### TASK BRIEF
Would you copy out the whole listing exactly as given?

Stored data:
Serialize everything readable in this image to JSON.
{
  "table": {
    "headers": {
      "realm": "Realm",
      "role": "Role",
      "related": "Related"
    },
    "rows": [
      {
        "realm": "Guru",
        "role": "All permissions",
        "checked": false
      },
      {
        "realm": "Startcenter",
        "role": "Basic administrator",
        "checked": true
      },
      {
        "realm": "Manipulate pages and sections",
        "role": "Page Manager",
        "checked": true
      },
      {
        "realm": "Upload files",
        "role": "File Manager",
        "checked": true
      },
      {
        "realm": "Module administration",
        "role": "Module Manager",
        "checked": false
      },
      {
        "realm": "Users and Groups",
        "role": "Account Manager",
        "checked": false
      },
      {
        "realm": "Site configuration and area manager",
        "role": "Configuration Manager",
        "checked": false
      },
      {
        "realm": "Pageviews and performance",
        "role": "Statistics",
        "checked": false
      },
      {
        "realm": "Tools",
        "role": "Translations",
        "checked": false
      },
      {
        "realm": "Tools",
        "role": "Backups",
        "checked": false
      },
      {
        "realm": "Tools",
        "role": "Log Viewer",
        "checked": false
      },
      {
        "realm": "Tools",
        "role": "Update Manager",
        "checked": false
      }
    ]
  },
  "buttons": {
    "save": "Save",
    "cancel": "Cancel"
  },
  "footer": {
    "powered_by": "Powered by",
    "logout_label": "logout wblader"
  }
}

### REPLY
Serialize everything readable in this image to JSON.
{
  "table": {
    "headers": {
      "realm": "Realm",
      "role": "Role",
      "related": "Related"
    },
    "rows": [
      {
        "realm": "Guru",
        "role": "All permissions",
        "checked": false
      },
      {
        "realm": "Startcenter",
        "role": "Basic administrator",
        "checked": true
      },
      {
        "realm": "Manipulate pages and sections",
        "role": "Page Manager",
        "checked": true
      },
      {
        "realm": "Upload files",
        "role": "File Manager",
        "checked": true
      },
      {
        "realm": "Module administration",
        "role": "Module Manager",
        "checked": false
      },
      {
        "realm": "Users and Groups",
        "role": "Account Manager",
        "checked": false
      },
      {
        "realm": "Site configuration and area manager",
        "role": "Configuration Manager",
        "checked": false
      },
      {
        "realm": "Pageviews and performance",
        "role": "Statistics",
        "checked": false
      },
      {
        "realm": "Tools",
        "role": "Translations",
        "checked": false
      },
      {
        "realm": "Tools",
        "role": "Backups",
        "checked": false
      },
      {
        "realm": "Tools",
        "role": "Log Viewer",
        "checked": false
      },
      {
        "realm": "Tools",
        "role": "Update Manager",
        "checked": false
      }
    ]
  },
  "buttons": {
    "save": "Save",
    "cancel": "Cancel"
  },
  "footer": {
    "powered_by": "Powered by",
    "logout_label": "logout wblader"
  }
}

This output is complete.